***** Provided data
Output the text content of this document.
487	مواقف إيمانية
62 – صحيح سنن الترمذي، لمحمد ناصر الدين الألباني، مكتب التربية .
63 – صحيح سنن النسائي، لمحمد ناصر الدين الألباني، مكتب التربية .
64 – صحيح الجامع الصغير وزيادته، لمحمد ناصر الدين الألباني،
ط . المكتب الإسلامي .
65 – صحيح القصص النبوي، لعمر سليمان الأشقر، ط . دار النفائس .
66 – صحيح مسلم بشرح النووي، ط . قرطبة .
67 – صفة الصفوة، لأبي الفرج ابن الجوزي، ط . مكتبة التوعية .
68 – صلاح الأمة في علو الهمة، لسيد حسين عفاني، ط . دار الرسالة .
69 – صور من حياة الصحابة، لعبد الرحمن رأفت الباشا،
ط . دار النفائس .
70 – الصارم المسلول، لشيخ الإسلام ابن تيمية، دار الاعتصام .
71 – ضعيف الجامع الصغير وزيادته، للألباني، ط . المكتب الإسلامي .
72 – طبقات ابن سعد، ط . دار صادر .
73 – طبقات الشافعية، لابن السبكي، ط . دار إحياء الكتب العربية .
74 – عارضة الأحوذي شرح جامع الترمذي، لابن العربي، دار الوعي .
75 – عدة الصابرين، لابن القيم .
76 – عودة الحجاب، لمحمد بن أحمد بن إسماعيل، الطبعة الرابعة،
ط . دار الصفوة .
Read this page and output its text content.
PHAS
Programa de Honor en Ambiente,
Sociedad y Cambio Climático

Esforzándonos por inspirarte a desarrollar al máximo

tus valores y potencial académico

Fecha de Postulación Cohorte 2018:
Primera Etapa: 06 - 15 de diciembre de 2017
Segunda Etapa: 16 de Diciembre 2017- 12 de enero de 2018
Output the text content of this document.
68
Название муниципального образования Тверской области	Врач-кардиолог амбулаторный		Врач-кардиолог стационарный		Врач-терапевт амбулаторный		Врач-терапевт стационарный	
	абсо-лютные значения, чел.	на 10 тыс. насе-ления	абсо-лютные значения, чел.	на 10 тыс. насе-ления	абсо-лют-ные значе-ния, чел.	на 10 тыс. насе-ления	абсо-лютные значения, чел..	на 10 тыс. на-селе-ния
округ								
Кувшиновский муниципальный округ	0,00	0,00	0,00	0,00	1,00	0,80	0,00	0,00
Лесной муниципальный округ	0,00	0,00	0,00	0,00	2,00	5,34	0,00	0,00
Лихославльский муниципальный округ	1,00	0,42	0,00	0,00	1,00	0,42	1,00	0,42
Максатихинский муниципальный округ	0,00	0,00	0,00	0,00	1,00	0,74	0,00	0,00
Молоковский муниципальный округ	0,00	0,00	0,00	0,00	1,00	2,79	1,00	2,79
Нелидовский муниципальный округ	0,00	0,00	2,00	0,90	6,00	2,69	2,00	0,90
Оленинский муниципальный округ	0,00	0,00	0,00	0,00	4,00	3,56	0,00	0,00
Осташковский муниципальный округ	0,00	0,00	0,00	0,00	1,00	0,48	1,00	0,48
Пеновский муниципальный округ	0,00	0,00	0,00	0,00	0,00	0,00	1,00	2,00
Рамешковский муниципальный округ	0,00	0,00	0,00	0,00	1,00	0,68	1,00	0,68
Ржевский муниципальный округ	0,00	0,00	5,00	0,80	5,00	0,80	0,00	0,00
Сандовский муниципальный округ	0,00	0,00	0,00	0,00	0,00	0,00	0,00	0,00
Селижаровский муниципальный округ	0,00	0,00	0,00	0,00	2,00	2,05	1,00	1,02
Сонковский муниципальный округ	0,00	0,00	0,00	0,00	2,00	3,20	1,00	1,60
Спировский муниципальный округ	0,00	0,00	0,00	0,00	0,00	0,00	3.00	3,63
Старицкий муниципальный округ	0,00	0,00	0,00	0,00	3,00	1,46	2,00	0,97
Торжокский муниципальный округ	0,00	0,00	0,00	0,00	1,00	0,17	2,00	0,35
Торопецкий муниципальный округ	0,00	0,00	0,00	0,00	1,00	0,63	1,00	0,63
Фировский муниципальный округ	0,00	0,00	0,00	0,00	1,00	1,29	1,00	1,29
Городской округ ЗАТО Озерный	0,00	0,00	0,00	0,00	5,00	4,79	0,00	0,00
**********
Take the entries above and transcribe them exactly.

* **Completed exercise**
Output the text content of this document.
487	مواقف إيمانية
62 – صحيح سنن الترمذي، لمحمد ناصر الدين الألباني، مكتب التربية .
63 – صحيح سنن النسائي، لمحمد ناصر الدين الألباني، مكتب التربية .
64 – صحيح الجامع الصغير وزيادته، لمحمد ناصر الدين الألباني،
ط . المكتب الإسلامي .
65 – صحيح القصص النبوي، لعمر سليمان الأشقر، ط . دار النفائس .
66 – صحيح مسلم بشرح النووي، ط . قرطبة .
67 – صفة الصفوة، لأبي الفرج ابن الجوزي، ط . مكتبة التوعية .
68 – صلاح الأمة في علو الهمة، لسيد حسين عفاني، ط . دار الرسالة .
69 – صور من حياة الصحابة، لعبد الرحمن رأفت الباشا،
ط . دار النفائس .
70 – الصارم المسلول، لشيخ الإسلام ابن تيمية، دار الاعتصام .
71 – ضعيف الجامع الصغير وزيادته، للألباني، ط . المكتب الإسلامي .
72 – طبقات ابن سعد، ط . دار صادر .
73 – طبقات الشافعية، لابن السبكي، ط . دار إحياء الكتب العربية .
74 – عارضة الأحوذي شرح جامع الترمذي، لابن العربي، دار الوعي .
75 – عدة الصابرين، لابن القيم .
76 – عودة الحجاب، لمحمد بن أحمد بن إسماعيل، الطبعة الرابعة،
ط . دار الصفوة .
Read this page and output its text content.
PHAS
Programa de Honor en Ambiente,
Sociedad y Cambio Climático

Esforzándonos por inspirarte a desarrollar al máximo

tus valores y potencial académico

Fecha de Postulación Cohorte 2018:
Primera Etapa: 06 - 15 de diciembre de 2017
Segunda Etapa: 16 de Diciembre 2017- 12 de enero de 2018
Output the text content of this document.
68
Название муниципального образования Тверской области	Врач-кардиолог амбулаторный		Врач-кардиолог стационарный		Врач-терапевт амбулаторный		Врач-терапевт стационарный	
	абсо-лютные значения, чел.	на 10 тыс. насе-ления	абсо-лютные значения, чел.	на 10 тыс. насе-ления	абсо-лют-ные значе-ния, чел.	на 10 тыс. насе-ления	абсо-лютные значения, чел..	на 10 тыс. на-селе-ния
округ								
Кувшиновский муниципальный округ	0,00	0,00	0,00	0,00	1,00	0,80	0,00	0,00
Лесной муниципальный округ	0,00	0,00	0,00	0,00	2,00	5,34	0,00	0,00
Лихославльский муниципальный округ	1,00	0,42	0,00	0,00	1,00	0,42	1,00	0,42
Максатихинский муниципальный округ	0,00	0,00	0,00	0,00	1,00	0,74	0,00	0,00
Молоковский муниципальный округ	0,00	0,00	0,00	0,00	1,00	2,79	1,00	2,79
Нелидовский муниципальный округ	0,00	0,00	2,00	0,90	6,00	2,69	2,00	0,90
Оленинский муниципальный округ	0,00	0,00	0,00	0,00	4,00	3,56	0,00	0,00
Осташковский муниципальный округ	0,00	0,00	0,00	0,00	1,00	0,48	1,00	0,48
Пеновский муниципальный округ	0,00	0,00	0,00	0,00	0,00	0,00	1,00	2,00
Рамешковский муниципальный округ	0,00	0,00	0,00	0,00	1,00	0,68	1,00	0,68
Ржевский муниципальный округ	0,00	0,00	5,00	0,80	5,00	0,80	0,00	0,00
Сандовский муниципальный округ	0,00	0,00	0,00	0,00	0,00	0,00	0,00	0,00
Селижаровский муниципальный округ	0,00	0,00	0,00	0,00	2,00	2,05	1,00	1,02
Сонковский муниципальный округ	0,00	0,00	0,00	0,00	2,00	3,20	1,00	1,60
Спировский муниципальный округ	0,00	0,00	0,00	0,00	0,00	0,00	3.00	3,63
Старицкий муниципальный округ	0,00	0,00	0,00	0,00	3,00	1,46	2,00	0,97
Торжокский муниципальный округ	0,00	0,00	0,00	0,00	1,00	0,17	2,00	0,35
Торопецкий муниципальный округ	0,00	0,00	0,00	0,00	1,00	0,63	1,00	0,63
Фировский муниципальный округ	0,00	0,00	0,00	0,00	1,00	1,29	1,00	1,29
Городской округ ЗАТО Озерный	0,00	0,00	0,00	0,00	5,00	4,79	0,00	0,00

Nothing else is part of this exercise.